=== Task statement ===
Exclude any images and output the remaining records exactly.

=== Task data ===

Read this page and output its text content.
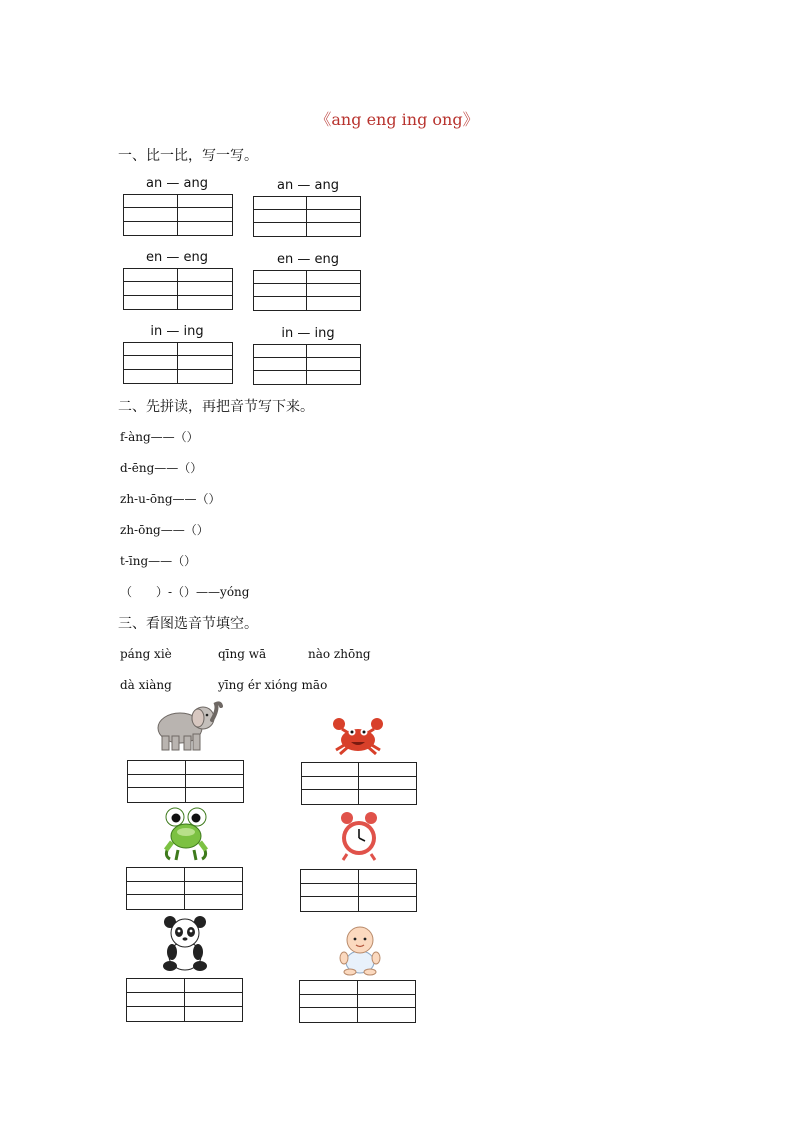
《ang eng ing ong》
一、比一比，写一写。
an — ang	an — ang
en — eng	en — eng
in — ing	in — ing
二、先拼读，再把音节写下来。
f-àng——（）
d-ēng——（）
zh-u-ōng——（）
zh-ōng——（）
t-īng——（）
（　　）-（）——yóng
三、看图选音节填空。
páng xiè	qīng wā	nào zhōng
dà xiàng	yīng ér xióng māo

=== The output ===
Read this page and output its text content.
《ang eng ing ong》
一、比一比，写一写。
an — ang	an — ang
en — eng	en — eng
in — ing	in — ing
二、先拼读，再把音节写下来。
f-àng——（）
d-ēng——（）
zh-u-ōng——（）
zh-ōng——（）
t-īng——（）
（　　）-（）——yóng
三、看图选音节填空。
páng xiè	qīng wā	nào zhōng
dà xiàng	yīng ér xióng māo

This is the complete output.